Make an exact copy of the records, with the pictures left out.

>>>>

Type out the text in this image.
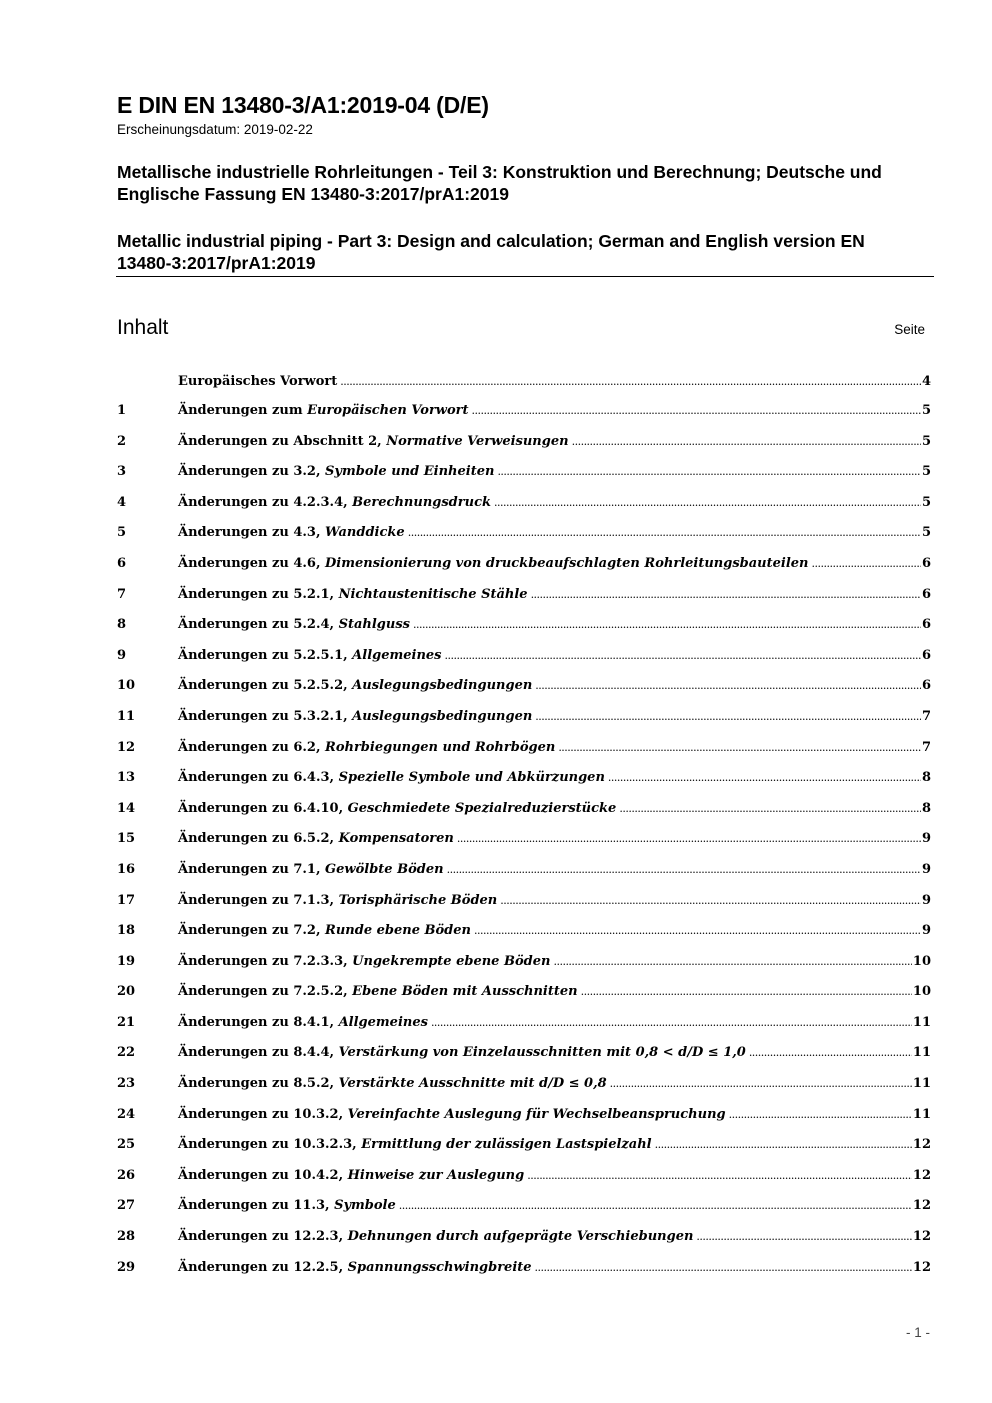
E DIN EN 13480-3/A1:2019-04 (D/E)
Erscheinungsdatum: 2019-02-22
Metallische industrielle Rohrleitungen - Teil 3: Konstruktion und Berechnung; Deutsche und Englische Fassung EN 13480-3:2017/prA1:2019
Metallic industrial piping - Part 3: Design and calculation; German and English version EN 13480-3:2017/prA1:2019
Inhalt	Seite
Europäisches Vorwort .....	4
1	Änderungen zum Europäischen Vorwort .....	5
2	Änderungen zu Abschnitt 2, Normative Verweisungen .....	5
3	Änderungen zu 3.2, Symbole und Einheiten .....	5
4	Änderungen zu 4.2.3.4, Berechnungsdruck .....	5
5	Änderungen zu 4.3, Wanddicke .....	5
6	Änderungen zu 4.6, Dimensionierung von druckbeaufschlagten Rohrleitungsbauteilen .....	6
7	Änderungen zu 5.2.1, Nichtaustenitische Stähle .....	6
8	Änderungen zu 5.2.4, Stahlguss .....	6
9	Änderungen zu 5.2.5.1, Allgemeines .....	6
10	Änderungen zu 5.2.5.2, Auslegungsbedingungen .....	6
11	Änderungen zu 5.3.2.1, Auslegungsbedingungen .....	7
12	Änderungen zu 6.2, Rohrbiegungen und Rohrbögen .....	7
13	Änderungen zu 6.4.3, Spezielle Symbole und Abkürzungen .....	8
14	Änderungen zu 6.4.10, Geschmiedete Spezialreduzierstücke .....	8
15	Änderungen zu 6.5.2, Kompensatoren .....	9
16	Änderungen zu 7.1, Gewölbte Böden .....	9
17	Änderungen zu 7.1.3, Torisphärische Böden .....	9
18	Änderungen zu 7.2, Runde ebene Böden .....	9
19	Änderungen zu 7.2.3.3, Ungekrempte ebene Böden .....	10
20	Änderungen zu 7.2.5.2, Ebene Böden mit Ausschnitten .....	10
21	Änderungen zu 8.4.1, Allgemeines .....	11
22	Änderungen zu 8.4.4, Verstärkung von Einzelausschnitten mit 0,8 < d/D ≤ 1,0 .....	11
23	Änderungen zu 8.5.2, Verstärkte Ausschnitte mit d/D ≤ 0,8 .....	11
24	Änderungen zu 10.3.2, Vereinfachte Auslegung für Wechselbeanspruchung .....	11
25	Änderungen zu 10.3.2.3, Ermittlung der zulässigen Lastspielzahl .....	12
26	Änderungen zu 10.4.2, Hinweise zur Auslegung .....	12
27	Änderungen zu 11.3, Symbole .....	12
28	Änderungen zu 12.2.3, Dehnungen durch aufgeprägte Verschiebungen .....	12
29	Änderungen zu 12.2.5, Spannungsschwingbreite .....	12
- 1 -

<<<<

* _WRITTEN ANSWER_:
Type out the text in this image.
E DIN EN 13480-3/A1:2019-04 (D/E)
Erscheinungsdatum: 2019-02-22
Metallische industrielle Rohrleitungen - Teil 3: Konstruktion und Berechnung; Deutsche und Englische Fassung EN 13480-3:2017/prA1:2019
Metallic industrial piping - Part 3: Design and calculation; German and English version EN 13480-3:2017/prA1:2019
Inhalt	Seite
Europäisches Vorwort .....	4
1	Änderungen zum Europäischen Vorwort .....	5
2	Änderungen zu Abschnitt 2, Normative Verweisungen .....	5
3	Änderungen zu 3.2, Symbole und Einheiten .....	5
4	Änderungen zu 4.2.3.4, Berechnungsdruck .....	5
5	Änderungen zu 4.3, Wanddicke .....	5
6	Änderungen zu 4.6, Dimensionierung von druckbeaufschlagten Rohrleitungsbauteilen .....	6
7	Änderungen zu 5.2.1, Nichtaustenitische Stähle .....	6
8	Änderungen zu 5.2.4, Stahlguss .....	6
9	Änderungen zu 5.2.5.1, Allgemeines .....	6
10	Änderungen zu 5.2.5.2, Auslegungsbedingungen .....	6
11	Änderungen zu 5.3.2.1, Auslegungsbedingungen .....	7
12	Änderungen zu 6.2, Rohrbiegungen und Rohrbögen .....	7
13	Änderungen zu 6.4.3, Spezielle Symbole und Abkürzungen .....	8
14	Änderungen zu 6.4.10, Geschmiedete Spezialreduzierstücke .....	8
15	Änderungen zu 6.5.2, Kompensatoren .....	9
16	Änderungen zu 7.1, Gewölbte Böden .....	9
17	Änderungen zu 7.1.3, Torisphärische Böden .....	9
18	Änderungen zu 7.2, Runde ebene Böden .....	9
19	Änderungen zu 7.2.3.3, Ungekrempte ebene Böden .....	10
20	Änderungen zu 7.2.5.2, Ebene Böden mit Ausschnitten .....	10
21	Änderungen zu 8.4.1, Allgemeines .....	11
22	Änderungen zu 8.4.4, Verstärkung von Einzelausschnitten mit 0,8 < d/D ≤ 1,0 .....	11
23	Änderungen zu 8.5.2, Verstärkte Ausschnitte mit d/D ≤ 0,8 .....	11
24	Änderungen zu 10.3.2, Vereinfachte Auslegung für Wechselbeanspruchung .....	11
25	Änderungen zu 10.3.2.3, Ermittlung der zulässigen Lastspielzahl .....	12
26	Änderungen zu 10.4.2, Hinweise zur Auslegung .....	12
27	Änderungen zu 11.3, Symbole .....	12
28	Änderungen zu 12.2.3, Dehnungen durch aufgeprägte Verschiebungen .....	12
29	Änderungen zu 12.2.5, Spannungsschwingbreite .....	12
- 1 -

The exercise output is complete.